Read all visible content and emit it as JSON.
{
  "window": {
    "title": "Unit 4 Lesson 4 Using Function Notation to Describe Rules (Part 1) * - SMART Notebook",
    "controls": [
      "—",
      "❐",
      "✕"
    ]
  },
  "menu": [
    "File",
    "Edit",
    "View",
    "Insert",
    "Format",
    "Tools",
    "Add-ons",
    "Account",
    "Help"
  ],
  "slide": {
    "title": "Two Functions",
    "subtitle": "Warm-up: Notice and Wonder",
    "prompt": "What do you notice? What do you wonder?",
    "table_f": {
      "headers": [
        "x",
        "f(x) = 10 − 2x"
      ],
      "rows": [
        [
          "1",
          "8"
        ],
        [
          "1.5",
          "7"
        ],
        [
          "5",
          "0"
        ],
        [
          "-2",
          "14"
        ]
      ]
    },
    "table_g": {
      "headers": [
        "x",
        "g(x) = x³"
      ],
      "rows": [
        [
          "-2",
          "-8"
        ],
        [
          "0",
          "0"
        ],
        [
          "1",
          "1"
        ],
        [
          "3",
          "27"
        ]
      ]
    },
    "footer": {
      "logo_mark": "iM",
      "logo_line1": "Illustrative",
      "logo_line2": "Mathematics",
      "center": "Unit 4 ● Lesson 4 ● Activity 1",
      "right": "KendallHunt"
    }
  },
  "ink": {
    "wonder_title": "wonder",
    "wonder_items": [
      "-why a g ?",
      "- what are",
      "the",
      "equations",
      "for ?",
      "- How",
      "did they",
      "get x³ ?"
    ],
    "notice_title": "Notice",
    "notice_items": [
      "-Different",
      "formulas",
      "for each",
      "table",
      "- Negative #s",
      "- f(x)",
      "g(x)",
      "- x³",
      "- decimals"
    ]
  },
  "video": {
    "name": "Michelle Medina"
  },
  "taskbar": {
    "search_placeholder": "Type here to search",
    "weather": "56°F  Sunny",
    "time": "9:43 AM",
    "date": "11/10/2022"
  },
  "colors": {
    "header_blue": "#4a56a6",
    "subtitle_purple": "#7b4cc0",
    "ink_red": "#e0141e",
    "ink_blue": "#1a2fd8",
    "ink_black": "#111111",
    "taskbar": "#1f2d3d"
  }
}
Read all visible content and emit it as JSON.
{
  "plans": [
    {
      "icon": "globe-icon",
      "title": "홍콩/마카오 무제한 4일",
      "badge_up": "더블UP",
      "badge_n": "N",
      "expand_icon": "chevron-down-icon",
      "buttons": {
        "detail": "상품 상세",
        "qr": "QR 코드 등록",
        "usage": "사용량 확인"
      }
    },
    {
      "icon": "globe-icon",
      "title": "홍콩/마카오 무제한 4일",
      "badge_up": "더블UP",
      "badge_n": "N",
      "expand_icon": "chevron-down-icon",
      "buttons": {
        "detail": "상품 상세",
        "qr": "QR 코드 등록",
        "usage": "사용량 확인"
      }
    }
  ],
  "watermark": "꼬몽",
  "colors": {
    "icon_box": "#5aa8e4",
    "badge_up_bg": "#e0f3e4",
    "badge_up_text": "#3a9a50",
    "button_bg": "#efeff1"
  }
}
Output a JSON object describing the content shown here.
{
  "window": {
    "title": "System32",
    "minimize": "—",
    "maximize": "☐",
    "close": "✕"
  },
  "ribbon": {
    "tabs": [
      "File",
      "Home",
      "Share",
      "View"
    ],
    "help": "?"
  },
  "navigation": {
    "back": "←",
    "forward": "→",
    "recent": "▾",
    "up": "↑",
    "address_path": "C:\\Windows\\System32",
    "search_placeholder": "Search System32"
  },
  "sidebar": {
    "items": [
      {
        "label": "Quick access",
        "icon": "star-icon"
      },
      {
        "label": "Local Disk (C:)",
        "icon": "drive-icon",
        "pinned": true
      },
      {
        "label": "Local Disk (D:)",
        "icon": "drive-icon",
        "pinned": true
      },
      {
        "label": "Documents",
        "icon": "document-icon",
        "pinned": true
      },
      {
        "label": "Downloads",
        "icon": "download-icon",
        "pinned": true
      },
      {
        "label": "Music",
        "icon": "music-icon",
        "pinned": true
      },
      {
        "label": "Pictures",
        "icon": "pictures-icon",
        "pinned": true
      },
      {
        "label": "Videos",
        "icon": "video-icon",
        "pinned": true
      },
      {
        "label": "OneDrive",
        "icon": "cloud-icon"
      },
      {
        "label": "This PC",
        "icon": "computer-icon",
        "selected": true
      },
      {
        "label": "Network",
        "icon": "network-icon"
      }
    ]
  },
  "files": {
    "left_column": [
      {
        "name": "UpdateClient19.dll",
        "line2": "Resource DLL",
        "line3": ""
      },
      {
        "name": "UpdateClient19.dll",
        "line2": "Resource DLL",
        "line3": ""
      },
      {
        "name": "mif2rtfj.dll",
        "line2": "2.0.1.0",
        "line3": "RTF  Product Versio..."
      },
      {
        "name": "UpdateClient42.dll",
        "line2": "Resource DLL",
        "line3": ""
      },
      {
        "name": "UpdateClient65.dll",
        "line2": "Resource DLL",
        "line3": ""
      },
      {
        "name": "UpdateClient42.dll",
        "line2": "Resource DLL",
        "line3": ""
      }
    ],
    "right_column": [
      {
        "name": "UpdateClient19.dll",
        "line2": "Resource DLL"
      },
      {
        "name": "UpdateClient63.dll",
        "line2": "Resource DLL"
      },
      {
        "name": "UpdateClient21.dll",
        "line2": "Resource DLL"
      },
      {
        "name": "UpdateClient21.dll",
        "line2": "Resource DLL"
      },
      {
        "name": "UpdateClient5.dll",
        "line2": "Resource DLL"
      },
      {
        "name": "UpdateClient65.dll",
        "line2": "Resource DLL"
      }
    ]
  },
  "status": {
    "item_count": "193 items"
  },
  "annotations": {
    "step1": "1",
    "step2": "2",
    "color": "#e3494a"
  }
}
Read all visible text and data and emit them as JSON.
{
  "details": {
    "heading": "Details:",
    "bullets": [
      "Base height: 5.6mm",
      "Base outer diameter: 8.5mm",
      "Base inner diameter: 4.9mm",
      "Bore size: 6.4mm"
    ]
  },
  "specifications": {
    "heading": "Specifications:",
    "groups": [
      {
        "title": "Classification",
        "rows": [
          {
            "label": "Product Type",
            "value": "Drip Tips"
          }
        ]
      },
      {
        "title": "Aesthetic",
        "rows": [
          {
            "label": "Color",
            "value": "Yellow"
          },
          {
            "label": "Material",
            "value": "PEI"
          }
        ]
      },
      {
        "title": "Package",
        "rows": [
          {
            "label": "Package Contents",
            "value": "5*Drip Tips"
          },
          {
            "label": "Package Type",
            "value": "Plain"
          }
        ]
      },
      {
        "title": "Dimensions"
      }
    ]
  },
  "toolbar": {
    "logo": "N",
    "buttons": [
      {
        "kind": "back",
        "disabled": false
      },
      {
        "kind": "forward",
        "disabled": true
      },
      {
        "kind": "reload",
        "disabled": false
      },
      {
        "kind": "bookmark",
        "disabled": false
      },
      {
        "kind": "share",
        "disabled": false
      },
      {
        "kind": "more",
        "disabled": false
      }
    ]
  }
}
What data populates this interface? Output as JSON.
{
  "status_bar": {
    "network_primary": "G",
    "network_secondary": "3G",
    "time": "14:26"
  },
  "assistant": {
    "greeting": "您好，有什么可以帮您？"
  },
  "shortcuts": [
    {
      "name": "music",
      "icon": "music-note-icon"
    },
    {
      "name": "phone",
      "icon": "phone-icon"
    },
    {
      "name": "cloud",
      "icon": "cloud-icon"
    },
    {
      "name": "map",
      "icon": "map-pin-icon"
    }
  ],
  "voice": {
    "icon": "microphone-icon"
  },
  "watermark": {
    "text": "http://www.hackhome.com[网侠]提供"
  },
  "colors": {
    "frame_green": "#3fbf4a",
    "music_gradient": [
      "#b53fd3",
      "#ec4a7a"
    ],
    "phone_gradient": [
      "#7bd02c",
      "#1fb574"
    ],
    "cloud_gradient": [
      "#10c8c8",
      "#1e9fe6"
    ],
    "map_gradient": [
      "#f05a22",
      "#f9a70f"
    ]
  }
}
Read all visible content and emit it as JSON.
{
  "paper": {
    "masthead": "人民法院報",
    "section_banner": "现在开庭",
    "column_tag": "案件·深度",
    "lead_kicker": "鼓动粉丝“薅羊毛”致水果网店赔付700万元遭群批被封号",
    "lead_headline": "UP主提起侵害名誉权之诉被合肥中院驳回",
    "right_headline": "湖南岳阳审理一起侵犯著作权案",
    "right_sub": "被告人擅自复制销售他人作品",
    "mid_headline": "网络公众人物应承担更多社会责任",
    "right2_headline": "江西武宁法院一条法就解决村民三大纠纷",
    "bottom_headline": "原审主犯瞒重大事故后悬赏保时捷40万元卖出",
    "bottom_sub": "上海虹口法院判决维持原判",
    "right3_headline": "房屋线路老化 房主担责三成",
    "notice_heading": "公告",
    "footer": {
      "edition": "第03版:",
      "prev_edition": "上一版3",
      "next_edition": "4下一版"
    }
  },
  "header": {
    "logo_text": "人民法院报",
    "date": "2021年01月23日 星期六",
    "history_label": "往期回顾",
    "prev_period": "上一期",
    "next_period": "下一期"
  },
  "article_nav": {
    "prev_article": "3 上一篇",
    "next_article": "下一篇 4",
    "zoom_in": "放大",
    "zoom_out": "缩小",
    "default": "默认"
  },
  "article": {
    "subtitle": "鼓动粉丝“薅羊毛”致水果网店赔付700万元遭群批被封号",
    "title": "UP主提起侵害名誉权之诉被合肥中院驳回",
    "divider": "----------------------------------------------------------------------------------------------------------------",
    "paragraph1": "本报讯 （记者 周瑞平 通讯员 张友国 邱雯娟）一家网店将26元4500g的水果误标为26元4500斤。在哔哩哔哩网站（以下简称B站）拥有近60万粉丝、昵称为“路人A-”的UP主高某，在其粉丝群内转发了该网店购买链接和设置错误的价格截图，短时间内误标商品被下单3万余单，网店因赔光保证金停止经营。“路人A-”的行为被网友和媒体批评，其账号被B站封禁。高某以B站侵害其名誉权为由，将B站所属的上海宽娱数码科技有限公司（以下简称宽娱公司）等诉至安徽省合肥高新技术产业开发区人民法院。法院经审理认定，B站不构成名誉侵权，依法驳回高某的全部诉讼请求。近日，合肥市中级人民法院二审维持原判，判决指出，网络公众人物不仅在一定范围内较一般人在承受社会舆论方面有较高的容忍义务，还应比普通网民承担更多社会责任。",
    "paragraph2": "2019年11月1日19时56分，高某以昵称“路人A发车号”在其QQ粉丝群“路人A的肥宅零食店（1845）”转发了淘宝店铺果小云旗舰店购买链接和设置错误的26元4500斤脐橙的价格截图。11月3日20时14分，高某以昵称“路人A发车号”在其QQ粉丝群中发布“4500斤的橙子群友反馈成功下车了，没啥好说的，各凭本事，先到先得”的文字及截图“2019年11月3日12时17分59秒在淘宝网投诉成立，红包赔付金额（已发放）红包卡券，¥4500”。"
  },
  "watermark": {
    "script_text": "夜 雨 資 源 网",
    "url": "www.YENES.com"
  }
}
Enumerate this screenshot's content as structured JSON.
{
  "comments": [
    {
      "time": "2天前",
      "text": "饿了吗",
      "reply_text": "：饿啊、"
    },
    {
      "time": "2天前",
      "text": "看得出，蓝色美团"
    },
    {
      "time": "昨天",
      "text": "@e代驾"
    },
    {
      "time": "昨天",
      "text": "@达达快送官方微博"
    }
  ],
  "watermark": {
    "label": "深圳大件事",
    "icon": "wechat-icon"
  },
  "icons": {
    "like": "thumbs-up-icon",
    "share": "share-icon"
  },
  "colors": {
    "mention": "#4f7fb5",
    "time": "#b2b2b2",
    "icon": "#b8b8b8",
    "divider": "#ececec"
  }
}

______

■ **DIRECTIVE**: Scan the material above for the string "UP主提起侵害名誉权之诉被合肥中院驳回" and return the lines that hold it.

■ **EXERCISE SOLUTION**:
    "lead_headline": "UP主提起侵害名誉权之诉被合肥中院驳回",
    "title": "UP主提起侵害名誉权之诉被合肥中院驳回",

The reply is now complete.